BEGIN Records to process

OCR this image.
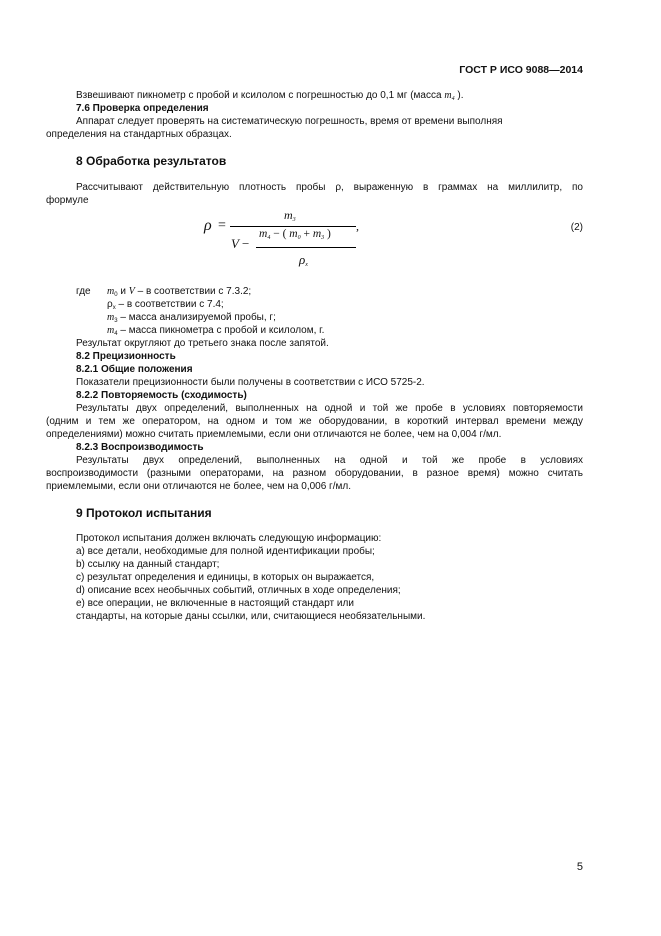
ГОСТ Р ИСО 9088—2014
Взвешивают пикнометр с пробой и ксилолом с погрешностью до 0,1 мг (масса $m_4$ ).
7.6 Проверка определения
Аппарат следует проверять на систематическую погрешность, время от времени выполняя
определения на стандартных образцах.
8 Обработка результатов
Рассчитывают действительную плотность пробы ρ, выраженную в граммах на миллилитр, по
формуле
ρ =
$m_3$	,
V −
$m_4$ − ( $m_0 + m_3$ )
$\rho_x$
(2)
где $m_0$ и V – в соответствии с 7.3.2;
$\rho_x$ – в соответствии с 7.4;
$m_3$ – масса анализируемой пробы, г;
$m_4$ – масса пикнометра с пробой и ксилолом, г.
Результат округляют до третьего знака после запятой.
8.2 Прецизионность
8.2.1 Общие положения
Показатели прецизионности были получены в соответствии с ИСО 5725-2.
8.2.2 Повторяемость (сходимость)
Результаты двух определений, выполненных на одной и той же пробе в условиях повторяемости
(одним и тем же оператором, на одном и том же оборудовании, в короткий интервал времени между
определениями) можно считать приемлемыми, если они отличаются не более, чем на 0,004 г/мл.
8.2.3 Воспроизводимость
Результаты двух определений, выполненных на одной и той же пробе в условиях
воспроизводимости (разными операторами, на разном оборудовании, в разное время) можно считать
приемлемыми, если они отличаются не более, чем на 0,006 г/мл.
9 Протокол испытания
Протокол испытания должен включать следующую информацию:
а) все детали, необходимые для полной идентификации пробы;
b) ссылку на данный стандарт;
c) результат определения и единицы, в которых он выражается,
d) описание всех необычных событий, отличных в ходе определения;
e) все операции, не включенные в настоящий стандарт или
стандарты, на которые даны ссылки, или, считающиеся необязательными.
5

END Records to process

**Exercise instructions**: Every line of the data should be copied as it stands, without the images.

**Exercise response**:
OCR this image.
ГОСТ Р ИСО 9088—2014
Взвешивают пикнометр с пробой и ксилолом с погрешностью до 0,1 мг (масса $m_4$ ).
7.6 Проверка определения
Аппарат следует проверять на систематическую погрешность, время от времени выполняя
определения на стандартных образцах.
8 Обработка результатов
Рассчитывают действительную плотность пробы ρ, выраженную в граммах на миллилитр, по
формуле
ρ =
$m_3$	,
V −
$m_4$ − ( $m_0 + m_3$ )
$\rho_x$
(2)
где $m_0$ и V – в соответствии с 7.3.2;
$\rho_x$ – в соответствии с 7.4;
$m_3$ – масса анализируемой пробы, г;
$m_4$ – масса пикнометра с пробой и ксилолом, г.
Результат округляют до третьего знака после запятой.
8.2 Прецизионность
8.2.1 Общие положения
Показатели прецизионности были получены в соответствии с ИСО 5725-2.
8.2.2 Повторяемость (сходимость)
Результаты двух определений, выполненных на одной и той же пробе в условиях повторяемости
(одним и тем же оператором, на одном и том же оборудовании, в короткий интервал времени между
определениями) можно считать приемлемыми, если они отличаются не более, чем на 0,004 г/мл.
8.2.3 Воспроизводимость
Результаты двух определений, выполненных на одной и той же пробе в условиях
воспроизводимости (разными операторами, на разном оборудовании, в разное время) можно считать
приемлемыми, если они отличаются не более, чем на 0,006 г/мл.
9 Протокол испытания
Протокол испытания должен включать следующую информацию:
а) все детали, необходимые для полной идентификации пробы;
b) ссылку на данный стандарт;
c) результат определения и единицы, в которых он выражается,
d) описание всех необычных событий, отличных в ходе определения;
e) все операции, не включенные в настоящий стандарт или
стандарты, на которые даны ссылки, или, считающиеся необязательными.
5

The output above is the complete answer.